# Data records:

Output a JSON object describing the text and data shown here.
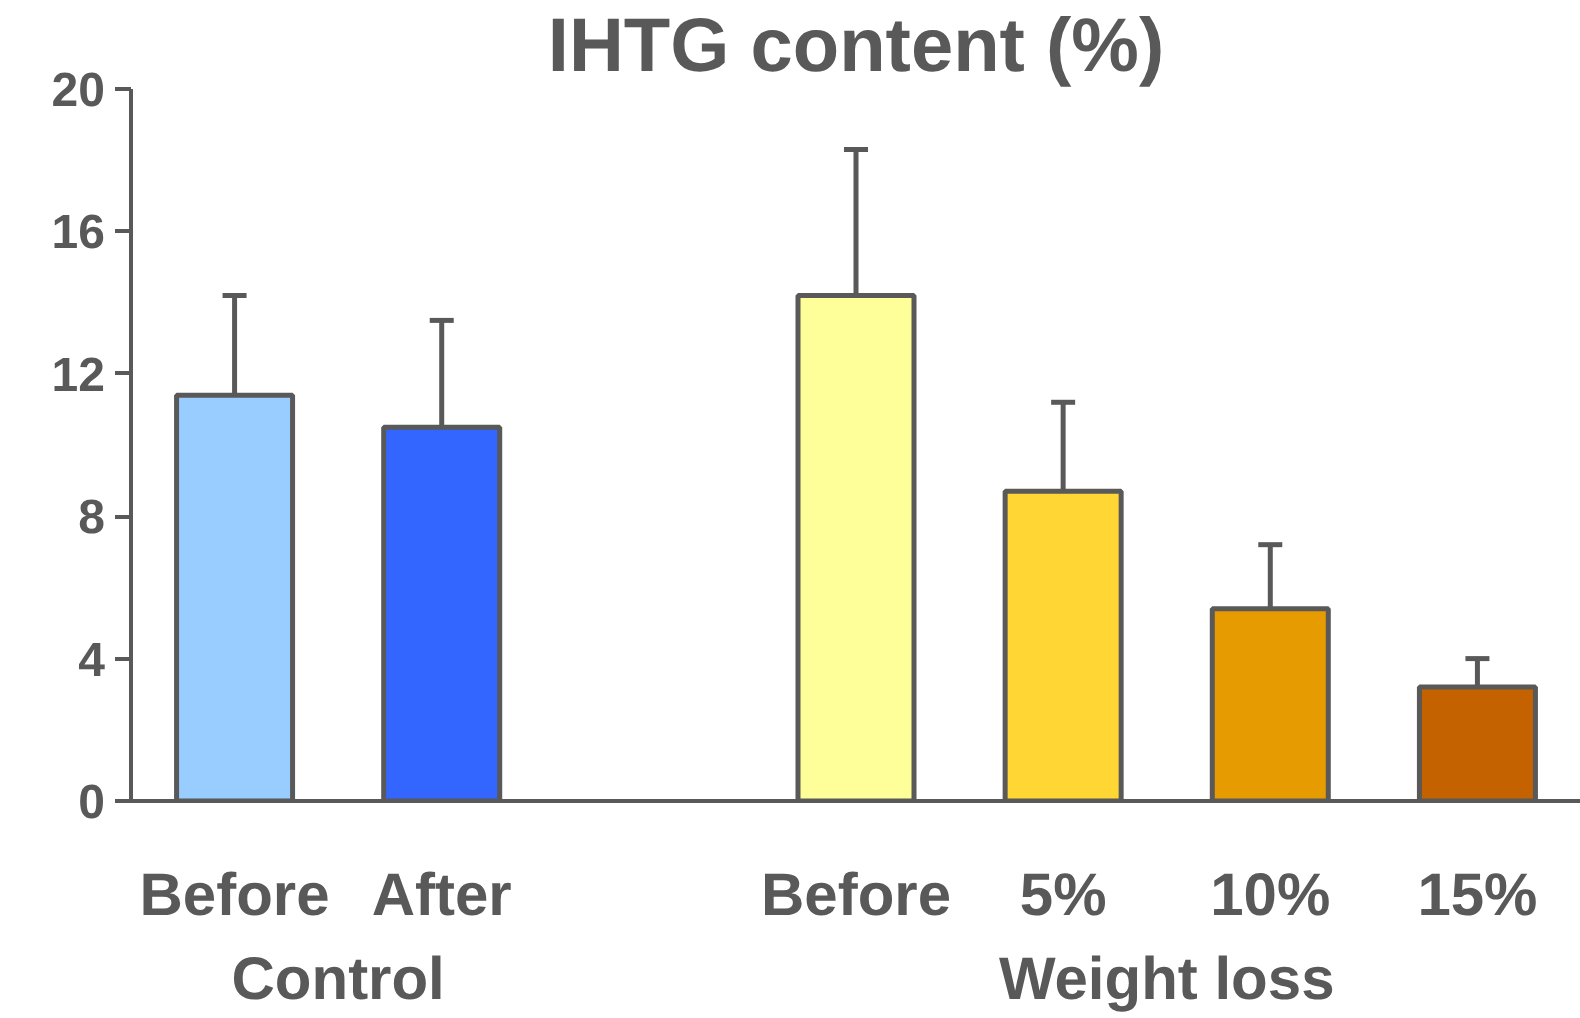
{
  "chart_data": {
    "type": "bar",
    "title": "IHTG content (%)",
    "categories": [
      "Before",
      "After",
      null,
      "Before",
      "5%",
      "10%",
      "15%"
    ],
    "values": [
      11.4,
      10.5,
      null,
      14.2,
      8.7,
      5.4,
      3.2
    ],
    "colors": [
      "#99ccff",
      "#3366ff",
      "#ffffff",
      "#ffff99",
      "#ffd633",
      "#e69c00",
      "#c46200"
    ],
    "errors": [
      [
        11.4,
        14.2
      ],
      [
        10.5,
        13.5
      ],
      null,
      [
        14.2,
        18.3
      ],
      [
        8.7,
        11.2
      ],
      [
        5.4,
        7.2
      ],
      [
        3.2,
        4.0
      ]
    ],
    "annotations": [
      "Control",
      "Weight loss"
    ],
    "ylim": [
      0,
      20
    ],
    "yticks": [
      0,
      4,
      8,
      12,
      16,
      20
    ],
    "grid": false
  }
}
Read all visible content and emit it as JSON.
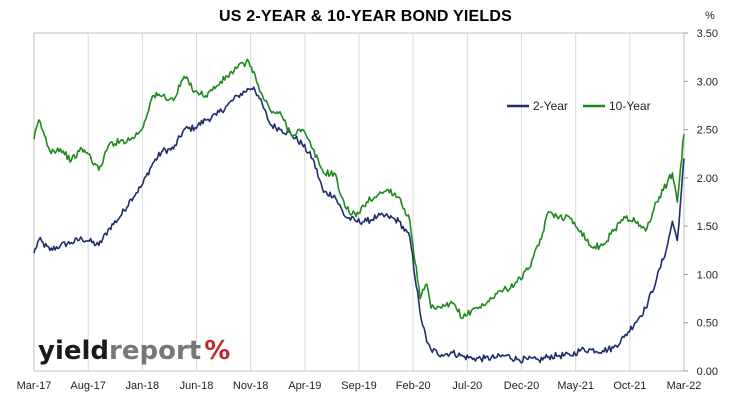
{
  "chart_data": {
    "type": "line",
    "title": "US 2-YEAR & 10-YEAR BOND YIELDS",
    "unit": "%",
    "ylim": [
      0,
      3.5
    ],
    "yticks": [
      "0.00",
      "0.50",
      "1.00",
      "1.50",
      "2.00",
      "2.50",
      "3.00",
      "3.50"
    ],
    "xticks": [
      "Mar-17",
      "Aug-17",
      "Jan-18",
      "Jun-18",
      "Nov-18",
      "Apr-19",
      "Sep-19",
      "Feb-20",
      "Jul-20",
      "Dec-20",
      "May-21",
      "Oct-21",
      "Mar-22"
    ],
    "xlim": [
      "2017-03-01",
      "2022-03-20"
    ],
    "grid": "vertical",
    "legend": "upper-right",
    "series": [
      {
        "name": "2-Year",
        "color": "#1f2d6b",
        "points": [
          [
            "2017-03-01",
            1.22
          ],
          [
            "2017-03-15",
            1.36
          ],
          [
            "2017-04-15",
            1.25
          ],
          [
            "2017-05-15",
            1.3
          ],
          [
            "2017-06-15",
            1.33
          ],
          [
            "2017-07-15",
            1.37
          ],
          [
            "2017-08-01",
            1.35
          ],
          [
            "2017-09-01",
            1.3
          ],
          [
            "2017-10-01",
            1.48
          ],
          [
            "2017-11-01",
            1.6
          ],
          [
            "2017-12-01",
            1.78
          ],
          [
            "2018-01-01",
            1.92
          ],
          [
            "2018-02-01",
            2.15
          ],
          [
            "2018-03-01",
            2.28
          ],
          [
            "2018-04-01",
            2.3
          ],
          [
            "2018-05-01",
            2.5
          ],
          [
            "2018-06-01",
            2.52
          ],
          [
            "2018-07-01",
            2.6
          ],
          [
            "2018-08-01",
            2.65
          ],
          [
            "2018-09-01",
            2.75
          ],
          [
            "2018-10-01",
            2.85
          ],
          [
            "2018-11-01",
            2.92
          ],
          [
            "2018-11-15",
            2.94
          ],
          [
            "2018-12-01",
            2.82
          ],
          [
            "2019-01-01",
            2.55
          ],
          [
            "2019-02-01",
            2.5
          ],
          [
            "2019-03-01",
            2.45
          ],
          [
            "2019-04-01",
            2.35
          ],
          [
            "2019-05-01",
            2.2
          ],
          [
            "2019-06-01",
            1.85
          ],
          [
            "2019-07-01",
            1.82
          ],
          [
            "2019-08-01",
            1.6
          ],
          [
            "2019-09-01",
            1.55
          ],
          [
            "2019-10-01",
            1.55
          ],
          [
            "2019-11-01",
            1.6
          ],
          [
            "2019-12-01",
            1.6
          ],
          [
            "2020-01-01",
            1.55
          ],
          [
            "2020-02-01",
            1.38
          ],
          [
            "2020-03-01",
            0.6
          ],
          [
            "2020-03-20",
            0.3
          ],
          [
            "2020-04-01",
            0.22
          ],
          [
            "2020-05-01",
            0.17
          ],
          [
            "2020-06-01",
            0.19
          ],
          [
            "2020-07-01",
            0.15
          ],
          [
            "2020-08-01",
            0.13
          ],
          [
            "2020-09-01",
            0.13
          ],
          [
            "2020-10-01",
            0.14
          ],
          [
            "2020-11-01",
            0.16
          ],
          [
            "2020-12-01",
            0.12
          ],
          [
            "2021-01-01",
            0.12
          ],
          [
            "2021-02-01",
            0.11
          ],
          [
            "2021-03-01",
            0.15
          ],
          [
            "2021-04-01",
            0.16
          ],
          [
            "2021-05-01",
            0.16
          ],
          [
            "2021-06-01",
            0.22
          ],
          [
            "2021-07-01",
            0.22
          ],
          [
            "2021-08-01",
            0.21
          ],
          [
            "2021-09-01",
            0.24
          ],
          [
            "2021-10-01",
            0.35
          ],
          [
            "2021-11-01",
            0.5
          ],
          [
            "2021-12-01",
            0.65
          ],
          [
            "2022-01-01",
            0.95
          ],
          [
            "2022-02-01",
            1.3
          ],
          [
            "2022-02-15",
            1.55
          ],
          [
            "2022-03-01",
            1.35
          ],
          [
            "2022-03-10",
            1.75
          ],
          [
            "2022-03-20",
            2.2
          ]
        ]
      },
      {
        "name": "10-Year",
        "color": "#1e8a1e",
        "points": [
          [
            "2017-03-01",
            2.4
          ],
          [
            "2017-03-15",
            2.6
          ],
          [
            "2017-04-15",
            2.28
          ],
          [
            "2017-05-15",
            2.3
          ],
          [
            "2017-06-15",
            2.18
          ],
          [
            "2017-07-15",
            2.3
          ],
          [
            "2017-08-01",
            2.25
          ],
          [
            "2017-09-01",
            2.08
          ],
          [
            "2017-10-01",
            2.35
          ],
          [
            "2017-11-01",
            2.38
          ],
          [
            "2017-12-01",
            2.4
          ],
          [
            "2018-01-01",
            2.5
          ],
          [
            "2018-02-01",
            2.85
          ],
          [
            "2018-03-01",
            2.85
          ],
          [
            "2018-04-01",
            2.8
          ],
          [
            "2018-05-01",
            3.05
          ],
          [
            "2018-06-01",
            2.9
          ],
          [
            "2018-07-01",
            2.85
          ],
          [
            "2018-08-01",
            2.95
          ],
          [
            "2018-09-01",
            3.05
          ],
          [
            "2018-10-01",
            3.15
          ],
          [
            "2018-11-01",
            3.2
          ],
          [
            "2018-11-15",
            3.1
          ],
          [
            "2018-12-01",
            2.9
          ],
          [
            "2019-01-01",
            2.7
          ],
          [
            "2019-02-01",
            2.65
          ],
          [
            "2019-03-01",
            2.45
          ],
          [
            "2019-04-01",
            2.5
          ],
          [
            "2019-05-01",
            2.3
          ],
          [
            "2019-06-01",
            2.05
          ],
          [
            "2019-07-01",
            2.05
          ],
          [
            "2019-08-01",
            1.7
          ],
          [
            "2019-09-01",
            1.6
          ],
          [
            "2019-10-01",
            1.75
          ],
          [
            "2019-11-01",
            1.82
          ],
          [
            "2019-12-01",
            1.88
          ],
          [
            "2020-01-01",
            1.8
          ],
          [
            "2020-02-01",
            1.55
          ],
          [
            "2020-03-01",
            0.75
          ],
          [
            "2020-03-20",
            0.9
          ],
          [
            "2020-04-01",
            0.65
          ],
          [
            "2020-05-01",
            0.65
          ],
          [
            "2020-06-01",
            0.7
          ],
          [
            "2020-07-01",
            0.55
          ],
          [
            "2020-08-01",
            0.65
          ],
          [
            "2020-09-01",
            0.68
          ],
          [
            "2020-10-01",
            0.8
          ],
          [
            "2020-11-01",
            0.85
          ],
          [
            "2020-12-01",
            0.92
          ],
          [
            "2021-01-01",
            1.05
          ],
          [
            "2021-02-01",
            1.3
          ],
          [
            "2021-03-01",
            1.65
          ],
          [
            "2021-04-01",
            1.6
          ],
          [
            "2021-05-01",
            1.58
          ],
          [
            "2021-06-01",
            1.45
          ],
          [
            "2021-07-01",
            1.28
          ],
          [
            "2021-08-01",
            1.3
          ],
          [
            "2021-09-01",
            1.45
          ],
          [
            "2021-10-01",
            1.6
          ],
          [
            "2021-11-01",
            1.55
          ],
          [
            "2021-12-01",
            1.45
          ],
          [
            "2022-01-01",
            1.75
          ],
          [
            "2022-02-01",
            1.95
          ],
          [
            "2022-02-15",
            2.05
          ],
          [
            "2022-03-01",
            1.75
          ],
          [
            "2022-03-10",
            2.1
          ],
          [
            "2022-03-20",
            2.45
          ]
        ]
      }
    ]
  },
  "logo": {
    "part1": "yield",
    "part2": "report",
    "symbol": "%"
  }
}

# Task statement:
Make a copy of each line that contains the string "JSON".

# Result for this exercise:
Output a JSON object describing the text and data shown here.
Read all visible content and emit it as JSON.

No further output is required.